DATA:
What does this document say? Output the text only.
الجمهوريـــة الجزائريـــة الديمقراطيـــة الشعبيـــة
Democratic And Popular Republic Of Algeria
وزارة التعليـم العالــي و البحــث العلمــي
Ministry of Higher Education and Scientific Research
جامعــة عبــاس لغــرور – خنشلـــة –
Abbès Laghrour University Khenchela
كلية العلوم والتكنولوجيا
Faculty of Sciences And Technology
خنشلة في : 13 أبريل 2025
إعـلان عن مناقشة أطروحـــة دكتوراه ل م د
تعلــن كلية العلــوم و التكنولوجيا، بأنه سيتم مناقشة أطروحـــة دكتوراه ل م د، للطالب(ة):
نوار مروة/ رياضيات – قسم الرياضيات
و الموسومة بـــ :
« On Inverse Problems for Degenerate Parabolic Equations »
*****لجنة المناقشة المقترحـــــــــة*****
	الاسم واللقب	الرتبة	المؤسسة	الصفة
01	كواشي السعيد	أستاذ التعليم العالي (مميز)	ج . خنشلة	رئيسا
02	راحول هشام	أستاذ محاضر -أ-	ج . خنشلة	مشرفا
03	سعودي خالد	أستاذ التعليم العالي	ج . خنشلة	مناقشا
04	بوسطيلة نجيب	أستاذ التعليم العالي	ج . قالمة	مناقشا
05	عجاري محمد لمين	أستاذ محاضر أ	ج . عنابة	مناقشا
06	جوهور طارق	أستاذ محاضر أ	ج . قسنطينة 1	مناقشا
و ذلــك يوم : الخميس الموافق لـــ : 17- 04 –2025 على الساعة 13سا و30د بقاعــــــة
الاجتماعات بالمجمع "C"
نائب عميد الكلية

DESCRIPTION OF THE TASK: Write down every line of the data above that includes the string "العالي".

ANSWER TO THE EXERCISE:
01	كواشي السعيد	أستاذ التعليم العالي (مميز)	ج . خنشلة	رئيسا
03	سعودي خالد	أستاذ التعليم العالي	ج . خنشلة	مناقشا
04	بوسطيلة نجيب	أستاذ التعليم العالي	ج . قالمة	مناقشا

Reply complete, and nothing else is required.